[Information given start]

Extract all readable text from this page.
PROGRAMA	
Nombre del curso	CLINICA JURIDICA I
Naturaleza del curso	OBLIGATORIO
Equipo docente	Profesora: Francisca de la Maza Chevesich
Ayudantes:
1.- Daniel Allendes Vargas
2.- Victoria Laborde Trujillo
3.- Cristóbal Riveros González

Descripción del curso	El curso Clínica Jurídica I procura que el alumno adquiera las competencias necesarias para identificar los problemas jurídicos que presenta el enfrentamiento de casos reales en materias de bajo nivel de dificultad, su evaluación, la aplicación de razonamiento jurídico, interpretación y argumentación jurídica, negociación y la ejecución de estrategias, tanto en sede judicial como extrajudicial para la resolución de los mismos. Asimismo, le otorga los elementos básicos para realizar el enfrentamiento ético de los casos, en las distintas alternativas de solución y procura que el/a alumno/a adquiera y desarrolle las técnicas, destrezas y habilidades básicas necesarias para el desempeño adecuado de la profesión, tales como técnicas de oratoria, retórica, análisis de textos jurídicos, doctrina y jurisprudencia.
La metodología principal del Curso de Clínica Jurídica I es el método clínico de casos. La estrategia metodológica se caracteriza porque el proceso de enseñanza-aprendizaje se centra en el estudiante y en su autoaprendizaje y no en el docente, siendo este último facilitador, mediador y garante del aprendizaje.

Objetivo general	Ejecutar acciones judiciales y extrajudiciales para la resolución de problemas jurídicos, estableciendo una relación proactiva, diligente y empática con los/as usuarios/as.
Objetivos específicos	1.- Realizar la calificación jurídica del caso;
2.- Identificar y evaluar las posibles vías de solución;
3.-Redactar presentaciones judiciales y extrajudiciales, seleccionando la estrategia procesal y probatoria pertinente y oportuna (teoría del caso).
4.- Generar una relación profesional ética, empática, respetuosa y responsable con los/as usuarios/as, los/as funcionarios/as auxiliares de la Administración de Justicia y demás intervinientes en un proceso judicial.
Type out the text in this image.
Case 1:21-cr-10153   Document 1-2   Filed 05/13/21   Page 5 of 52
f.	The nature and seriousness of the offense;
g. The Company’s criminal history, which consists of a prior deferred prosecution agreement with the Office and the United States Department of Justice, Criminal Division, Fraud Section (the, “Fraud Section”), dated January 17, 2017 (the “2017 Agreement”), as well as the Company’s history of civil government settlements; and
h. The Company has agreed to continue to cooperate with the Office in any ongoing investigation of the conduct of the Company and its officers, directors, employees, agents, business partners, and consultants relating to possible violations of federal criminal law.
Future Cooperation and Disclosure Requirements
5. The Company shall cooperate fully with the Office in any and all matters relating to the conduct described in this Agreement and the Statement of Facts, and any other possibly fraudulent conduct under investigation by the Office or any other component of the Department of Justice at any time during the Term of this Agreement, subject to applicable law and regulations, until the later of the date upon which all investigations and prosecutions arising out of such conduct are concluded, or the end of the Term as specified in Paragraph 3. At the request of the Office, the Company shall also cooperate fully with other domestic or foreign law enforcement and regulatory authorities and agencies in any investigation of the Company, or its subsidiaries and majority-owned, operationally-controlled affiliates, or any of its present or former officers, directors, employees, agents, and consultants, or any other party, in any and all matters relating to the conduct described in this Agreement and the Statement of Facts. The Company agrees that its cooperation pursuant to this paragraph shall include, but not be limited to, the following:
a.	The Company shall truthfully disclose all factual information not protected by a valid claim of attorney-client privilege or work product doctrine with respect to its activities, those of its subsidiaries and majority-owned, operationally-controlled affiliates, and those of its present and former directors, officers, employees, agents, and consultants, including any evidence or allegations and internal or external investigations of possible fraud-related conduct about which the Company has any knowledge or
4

[Information given end]

• Requirements:
Return every entry exactly as given.

• The solution:
Extract all readable text from this page.
PROGRAMA	
Nombre del curso	CLINICA JURIDICA I
Naturaleza del curso	OBLIGATORIO
Equipo docente	Profesora: Francisca de la Maza Chevesich
Ayudantes:
1.- Daniel Allendes Vargas
2.- Victoria Laborde Trujillo
3.- Cristóbal Riveros González

Descripción del curso	El curso Clínica Jurídica I procura que el alumno adquiera las competencias necesarias para identificar los problemas jurídicos que presenta el enfrentamiento de casos reales en materias de bajo nivel de dificultad, su evaluación, la aplicación de razonamiento jurídico, interpretación y argumentación jurídica, negociación y la ejecución de estrategias, tanto en sede judicial como extrajudicial para la resolución de los mismos. Asimismo, le otorga los elementos básicos para realizar el enfrentamiento ético de los casos, en las distintas alternativas de solución y procura que el/a alumno/a adquiera y desarrolle las técnicas, destrezas y habilidades básicas necesarias para el desempeño adecuado de la profesión, tales como técnicas de oratoria, retórica, análisis de textos jurídicos, doctrina y jurisprudencia.
La metodología principal del Curso de Clínica Jurídica I es el método clínico de casos. La estrategia metodológica se caracteriza porque el proceso de enseñanza-aprendizaje se centra en el estudiante y en su autoaprendizaje y no en el docente, siendo este último facilitador, mediador y garante del aprendizaje.

Objetivo general	Ejecutar acciones judiciales y extrajudiciales para la resolución de problemas jurídicos, estableciendo una relación proactiva, diligente y empática con los/as usuarios/as.
Objetivos específicos	1.- Realizar la calificación jurídica del caso;
2.- Identificar y evaluar las posibles vías de solución;
3.-Redactar presentaciones judiciales y extrajudiciales, seleccionando la estrategia procesal y probatoria pertinente y oportuna (teoría del caso).
4.- Generar una relación profesional ética, empática, respetuosa y responsable con los/as usuarios/as, los/as funcionarios/as auxiliares de la Administración de Justicia y demás intervinientes en un proceso judicial.
Type out the text in this image.
Case 1:21-cr-10153   Document 1-2   Filed 05/13/21   Page 5 of 52
f.	The nature and seriousness of the offense;
g. The Company’s criminal history, which consists of a prior deferred prosecution agreement with the Office and the United States Department of Justice, Criminal Division, Fraud Section (the, “Fraud Section”), dated January 17, 2017 (the “2017 Agreement”), as well as the Company’s history of civil government settlements; and
h. The Company has agreed to continue to cooperate with the Office in any ongoing investigation of the conduct of the Company and its officers, directors, employees, agents, business partners, and consultants relating to possible violations of federal criminal law.
Future Cooperation and Disclosure Requirements
5. The Company shall cooperate fully with the Office in any and all matters relating to the conduct described in this Agreement and the Statement of Facts, and any other possibly fraudulent conduct under investigation by the Office or any other component of the Department of Justice at any time during the Term of this Agreement, subject to applicable law and regulations, until the later of the date upon which all investigations and prosecutions arising out of such conduct are concluded, or the end of the Term as specified in Paragraph 3. At the request of the Office, the Company shall also cooperate fully with other domestic or foreign law enforcement and regulatory authorities and agencies in any investigation of the Company, or its subsidiaries and majority-owned, operationally-controlled affiliates, or any of its present or former officers, directors, employees, agents, and consultants, or any other party, in any and all matters relating to the conduct described in this Agreement and the Statement of Facts. The Company agrees that its cooperation pursuant to this paragraph shall include, but not be limited to, the following:
a.	The Company shall truthfully disclose all factual information not protected by a valid claim of attorney-client privilege or work product doctrine with respect to its activities, those of its subsidiaries and majority-owned, operationally-controlled affiliates, and those of its present and former directors, officers, employees, agents, and consultants, including any evidence or allegations and internal or external investigations of possible fraud-related conduct about which the Company has any knowledge or
4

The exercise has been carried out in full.